__Your objective__:
Wherever "proper" appears in a line, list that line.

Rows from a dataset
--------------------
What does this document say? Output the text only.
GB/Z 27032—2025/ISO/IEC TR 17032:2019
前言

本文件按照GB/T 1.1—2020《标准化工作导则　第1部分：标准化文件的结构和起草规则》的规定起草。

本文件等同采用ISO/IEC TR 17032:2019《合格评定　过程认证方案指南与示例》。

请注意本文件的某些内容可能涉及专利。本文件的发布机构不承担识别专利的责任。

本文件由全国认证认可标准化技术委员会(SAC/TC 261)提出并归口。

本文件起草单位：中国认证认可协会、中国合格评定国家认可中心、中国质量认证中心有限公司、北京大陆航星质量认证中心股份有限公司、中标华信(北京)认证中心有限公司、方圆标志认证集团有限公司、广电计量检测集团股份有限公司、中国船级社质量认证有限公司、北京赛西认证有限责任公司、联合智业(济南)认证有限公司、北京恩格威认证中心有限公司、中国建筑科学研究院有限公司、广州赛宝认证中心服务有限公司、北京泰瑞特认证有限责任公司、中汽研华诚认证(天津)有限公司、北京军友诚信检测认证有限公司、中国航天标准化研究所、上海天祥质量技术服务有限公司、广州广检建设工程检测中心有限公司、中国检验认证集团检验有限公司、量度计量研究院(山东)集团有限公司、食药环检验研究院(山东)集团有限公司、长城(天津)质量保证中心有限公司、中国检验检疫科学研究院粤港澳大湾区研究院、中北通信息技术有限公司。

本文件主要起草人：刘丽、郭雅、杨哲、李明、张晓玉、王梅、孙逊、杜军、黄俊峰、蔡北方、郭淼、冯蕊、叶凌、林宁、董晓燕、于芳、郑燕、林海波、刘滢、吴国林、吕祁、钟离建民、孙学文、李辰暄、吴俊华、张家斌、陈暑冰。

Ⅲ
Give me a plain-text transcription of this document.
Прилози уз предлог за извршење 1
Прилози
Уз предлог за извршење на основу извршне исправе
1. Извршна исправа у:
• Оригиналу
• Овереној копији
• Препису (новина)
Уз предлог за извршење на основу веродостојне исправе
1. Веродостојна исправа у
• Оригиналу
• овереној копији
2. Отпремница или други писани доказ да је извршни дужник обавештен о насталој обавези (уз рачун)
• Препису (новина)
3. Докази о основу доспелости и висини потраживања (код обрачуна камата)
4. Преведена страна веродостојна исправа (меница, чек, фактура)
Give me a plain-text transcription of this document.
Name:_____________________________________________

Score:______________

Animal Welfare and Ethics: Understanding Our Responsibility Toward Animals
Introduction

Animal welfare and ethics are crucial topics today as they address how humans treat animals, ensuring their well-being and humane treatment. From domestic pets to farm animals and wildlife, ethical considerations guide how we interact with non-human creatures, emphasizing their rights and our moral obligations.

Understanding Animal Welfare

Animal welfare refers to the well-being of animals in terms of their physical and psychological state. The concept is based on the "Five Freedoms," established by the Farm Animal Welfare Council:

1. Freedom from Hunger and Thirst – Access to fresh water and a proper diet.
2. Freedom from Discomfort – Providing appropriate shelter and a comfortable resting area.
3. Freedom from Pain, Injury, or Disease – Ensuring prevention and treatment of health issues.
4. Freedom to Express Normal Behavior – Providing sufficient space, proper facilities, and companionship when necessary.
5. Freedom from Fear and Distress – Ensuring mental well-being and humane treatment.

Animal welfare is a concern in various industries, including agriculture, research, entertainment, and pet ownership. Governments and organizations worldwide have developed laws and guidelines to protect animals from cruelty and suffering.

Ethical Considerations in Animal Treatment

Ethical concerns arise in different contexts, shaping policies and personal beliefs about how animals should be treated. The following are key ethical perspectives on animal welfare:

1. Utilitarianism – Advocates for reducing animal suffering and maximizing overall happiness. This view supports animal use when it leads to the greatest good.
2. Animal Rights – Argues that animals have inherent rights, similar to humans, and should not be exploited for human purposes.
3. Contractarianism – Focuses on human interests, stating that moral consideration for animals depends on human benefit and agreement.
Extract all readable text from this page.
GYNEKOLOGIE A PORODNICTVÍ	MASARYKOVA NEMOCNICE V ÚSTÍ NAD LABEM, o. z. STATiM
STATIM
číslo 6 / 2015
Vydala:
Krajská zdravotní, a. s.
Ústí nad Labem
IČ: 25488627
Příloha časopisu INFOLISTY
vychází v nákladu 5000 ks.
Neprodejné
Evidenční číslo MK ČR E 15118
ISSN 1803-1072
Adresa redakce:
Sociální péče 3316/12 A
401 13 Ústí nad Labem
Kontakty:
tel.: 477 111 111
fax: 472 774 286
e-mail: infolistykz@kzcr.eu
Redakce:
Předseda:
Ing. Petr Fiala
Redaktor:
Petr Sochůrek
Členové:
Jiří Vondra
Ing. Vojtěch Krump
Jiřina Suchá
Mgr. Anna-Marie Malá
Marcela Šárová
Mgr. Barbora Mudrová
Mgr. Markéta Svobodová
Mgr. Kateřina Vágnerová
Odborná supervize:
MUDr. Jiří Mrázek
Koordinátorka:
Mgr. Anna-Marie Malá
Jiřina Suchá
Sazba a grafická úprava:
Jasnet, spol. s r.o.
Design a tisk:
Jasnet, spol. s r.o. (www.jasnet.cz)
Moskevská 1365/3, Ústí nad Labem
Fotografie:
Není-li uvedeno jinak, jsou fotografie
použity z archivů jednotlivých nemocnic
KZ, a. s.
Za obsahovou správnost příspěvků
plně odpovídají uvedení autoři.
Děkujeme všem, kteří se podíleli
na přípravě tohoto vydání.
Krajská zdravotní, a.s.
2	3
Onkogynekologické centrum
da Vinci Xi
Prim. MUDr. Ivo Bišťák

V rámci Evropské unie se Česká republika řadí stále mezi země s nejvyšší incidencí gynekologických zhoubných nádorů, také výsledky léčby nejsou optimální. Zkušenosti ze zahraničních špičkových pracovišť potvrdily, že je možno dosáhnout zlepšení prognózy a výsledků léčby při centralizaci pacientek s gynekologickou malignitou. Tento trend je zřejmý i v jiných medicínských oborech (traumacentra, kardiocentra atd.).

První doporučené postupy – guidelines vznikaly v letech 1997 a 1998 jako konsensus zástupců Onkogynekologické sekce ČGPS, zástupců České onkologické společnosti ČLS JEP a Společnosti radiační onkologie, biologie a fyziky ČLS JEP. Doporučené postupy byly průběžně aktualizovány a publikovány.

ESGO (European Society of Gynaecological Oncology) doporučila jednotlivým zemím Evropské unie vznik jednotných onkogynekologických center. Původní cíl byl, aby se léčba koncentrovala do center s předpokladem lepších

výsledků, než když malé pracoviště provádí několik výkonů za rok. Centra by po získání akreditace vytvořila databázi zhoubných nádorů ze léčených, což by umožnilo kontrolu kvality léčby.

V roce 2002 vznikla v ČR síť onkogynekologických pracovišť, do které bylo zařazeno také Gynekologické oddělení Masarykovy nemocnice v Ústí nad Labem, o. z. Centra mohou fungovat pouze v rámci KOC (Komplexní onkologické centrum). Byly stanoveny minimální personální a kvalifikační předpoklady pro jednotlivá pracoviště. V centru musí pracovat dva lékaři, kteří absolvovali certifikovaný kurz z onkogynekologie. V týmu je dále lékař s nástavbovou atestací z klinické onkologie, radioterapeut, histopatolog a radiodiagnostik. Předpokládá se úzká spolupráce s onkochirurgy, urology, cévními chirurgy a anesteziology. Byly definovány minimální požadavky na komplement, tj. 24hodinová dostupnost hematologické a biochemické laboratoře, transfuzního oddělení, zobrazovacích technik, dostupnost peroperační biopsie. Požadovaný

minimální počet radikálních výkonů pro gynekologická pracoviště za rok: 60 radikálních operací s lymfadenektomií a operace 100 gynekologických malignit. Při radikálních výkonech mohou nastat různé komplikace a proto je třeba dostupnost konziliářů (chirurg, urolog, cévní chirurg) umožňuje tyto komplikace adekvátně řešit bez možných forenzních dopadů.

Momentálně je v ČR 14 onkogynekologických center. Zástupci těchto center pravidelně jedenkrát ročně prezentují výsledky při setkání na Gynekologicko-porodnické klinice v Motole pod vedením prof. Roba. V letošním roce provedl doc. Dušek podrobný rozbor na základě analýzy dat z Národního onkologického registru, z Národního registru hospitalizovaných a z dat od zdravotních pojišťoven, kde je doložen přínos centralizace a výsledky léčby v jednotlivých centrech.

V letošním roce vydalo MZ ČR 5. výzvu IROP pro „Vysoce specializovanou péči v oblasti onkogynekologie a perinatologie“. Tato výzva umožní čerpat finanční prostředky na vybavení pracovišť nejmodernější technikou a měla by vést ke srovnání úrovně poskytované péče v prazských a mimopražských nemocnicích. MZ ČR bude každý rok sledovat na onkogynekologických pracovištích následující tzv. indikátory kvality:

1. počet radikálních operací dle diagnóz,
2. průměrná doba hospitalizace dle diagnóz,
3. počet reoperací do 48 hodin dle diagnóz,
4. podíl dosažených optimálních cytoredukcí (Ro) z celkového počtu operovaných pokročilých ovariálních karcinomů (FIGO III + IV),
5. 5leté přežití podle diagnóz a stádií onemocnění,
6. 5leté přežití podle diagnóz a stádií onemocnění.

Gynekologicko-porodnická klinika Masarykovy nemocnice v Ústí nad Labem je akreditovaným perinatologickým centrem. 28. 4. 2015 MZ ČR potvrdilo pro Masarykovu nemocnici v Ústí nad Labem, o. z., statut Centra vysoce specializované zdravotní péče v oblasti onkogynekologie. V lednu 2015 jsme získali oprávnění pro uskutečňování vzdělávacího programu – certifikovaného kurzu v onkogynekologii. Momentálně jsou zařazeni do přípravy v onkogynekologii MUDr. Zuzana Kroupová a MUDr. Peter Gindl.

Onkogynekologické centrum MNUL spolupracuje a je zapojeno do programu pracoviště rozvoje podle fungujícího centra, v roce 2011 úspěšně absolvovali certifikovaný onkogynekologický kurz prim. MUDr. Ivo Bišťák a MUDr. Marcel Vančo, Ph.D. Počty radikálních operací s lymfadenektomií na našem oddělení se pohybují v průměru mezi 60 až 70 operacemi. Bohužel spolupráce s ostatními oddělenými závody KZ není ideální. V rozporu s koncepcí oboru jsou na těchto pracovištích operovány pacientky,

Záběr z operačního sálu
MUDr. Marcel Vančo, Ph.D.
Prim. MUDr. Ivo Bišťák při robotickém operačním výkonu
--------------------
__Response to this exercise__:
1. Freedom from Hunger and Thirst – Access to fresh water and a proper diet.
4. Freedom to Express Normal Behavior – Providing sufficient space, proper facilities, and companionship when necessary.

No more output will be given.